- WHAT THIS TASK INVOLVES -
Rewrite the lines from the one with "radio-selected-icon: [800, 495, 812, 508]" to the one with "chevron-down-icon[interactable]: [297, 385, 313, 402]", renaming "chevron-down-icon" to "dropdown-arrow-icon" and leaving everything else unchanged.

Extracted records
....

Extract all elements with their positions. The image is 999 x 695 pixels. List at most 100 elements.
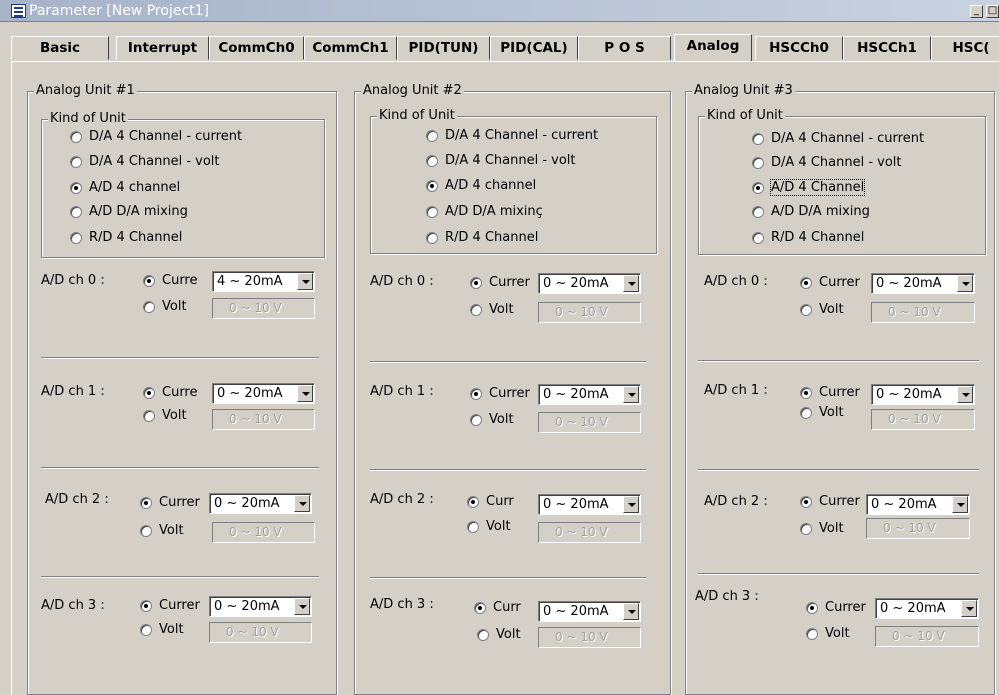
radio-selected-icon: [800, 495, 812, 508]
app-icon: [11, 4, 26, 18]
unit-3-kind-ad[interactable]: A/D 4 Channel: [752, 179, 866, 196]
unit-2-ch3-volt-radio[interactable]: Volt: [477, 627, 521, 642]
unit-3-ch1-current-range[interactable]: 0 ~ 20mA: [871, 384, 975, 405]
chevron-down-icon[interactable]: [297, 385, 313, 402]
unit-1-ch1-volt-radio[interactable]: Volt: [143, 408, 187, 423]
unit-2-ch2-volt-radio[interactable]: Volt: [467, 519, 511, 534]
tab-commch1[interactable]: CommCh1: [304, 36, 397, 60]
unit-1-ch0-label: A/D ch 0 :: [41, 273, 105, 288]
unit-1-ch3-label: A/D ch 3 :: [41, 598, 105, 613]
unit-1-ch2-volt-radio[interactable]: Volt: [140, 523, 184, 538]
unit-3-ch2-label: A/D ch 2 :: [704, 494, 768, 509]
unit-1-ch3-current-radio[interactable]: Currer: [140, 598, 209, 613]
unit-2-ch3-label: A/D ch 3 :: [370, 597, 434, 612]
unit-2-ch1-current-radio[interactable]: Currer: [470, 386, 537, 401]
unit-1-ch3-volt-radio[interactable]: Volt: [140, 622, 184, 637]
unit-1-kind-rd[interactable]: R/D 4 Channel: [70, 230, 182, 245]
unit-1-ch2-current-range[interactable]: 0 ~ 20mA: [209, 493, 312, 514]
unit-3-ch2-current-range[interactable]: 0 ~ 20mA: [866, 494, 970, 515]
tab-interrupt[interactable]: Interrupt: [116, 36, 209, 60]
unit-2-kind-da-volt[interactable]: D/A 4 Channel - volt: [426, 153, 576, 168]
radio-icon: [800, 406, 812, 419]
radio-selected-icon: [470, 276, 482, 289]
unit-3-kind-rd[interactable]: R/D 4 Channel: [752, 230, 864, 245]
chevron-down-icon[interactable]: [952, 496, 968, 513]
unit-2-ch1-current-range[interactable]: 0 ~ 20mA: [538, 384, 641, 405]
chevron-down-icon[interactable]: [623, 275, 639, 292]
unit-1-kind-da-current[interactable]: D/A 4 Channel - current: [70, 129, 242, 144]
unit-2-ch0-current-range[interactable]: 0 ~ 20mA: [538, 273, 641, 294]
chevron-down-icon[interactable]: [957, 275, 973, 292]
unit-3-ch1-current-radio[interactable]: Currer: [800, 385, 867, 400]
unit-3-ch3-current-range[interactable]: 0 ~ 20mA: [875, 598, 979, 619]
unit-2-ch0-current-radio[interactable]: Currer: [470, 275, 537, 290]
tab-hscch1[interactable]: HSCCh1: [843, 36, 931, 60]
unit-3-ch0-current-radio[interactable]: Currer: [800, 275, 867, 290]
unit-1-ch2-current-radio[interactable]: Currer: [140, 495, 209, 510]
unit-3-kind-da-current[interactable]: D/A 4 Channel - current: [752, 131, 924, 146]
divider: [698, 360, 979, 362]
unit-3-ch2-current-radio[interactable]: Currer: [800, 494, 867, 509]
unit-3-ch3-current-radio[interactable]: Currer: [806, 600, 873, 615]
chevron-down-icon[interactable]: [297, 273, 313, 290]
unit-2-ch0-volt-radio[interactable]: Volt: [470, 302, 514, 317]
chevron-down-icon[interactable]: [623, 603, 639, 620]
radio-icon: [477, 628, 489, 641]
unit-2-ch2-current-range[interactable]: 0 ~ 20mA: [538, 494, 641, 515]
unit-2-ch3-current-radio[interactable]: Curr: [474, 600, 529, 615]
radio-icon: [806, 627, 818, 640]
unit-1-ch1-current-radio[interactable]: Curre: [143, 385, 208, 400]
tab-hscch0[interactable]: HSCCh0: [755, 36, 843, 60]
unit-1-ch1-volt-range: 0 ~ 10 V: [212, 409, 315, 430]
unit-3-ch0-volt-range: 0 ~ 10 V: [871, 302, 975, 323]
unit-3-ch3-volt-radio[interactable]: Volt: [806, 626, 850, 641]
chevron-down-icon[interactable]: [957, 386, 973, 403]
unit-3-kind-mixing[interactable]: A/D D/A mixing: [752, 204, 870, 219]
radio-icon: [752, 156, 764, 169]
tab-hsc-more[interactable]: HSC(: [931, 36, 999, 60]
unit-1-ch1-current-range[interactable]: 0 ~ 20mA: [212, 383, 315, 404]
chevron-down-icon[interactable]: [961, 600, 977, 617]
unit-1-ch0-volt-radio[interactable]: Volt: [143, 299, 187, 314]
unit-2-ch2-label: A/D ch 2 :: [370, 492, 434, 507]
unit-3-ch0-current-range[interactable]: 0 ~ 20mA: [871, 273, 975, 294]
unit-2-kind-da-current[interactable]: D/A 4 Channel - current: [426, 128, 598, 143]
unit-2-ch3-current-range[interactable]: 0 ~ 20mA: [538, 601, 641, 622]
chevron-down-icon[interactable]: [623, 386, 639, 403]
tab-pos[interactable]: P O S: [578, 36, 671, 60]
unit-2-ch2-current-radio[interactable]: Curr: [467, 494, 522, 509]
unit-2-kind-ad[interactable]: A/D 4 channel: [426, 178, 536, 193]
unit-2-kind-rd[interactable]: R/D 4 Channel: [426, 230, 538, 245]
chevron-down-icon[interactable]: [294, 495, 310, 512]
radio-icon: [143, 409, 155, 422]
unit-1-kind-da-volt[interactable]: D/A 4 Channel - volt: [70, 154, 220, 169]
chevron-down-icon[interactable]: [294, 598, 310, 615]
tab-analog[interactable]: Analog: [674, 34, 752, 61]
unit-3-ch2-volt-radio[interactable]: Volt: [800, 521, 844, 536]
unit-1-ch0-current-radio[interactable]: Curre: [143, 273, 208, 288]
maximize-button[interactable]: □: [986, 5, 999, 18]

....

- ANSWER TO THE EXERCISE -
radio-selected-icon: [800, 495, 812, 508]
app-icon: [11, 4, 26, 18]
unit-3-kind-ad[interactable]: A/D 4 Channel: [752, 179, 866, 196]
unit-2-ch3-volt-radio[interactable]: Volt: [477, 627, 521, 642]
unit-3-ch1-current-range[interactable]: 0 ~ 20mA: [871, 384, 975, 405]
dropdown-arrow-icon[interactable]: [297, 385, 313, 402]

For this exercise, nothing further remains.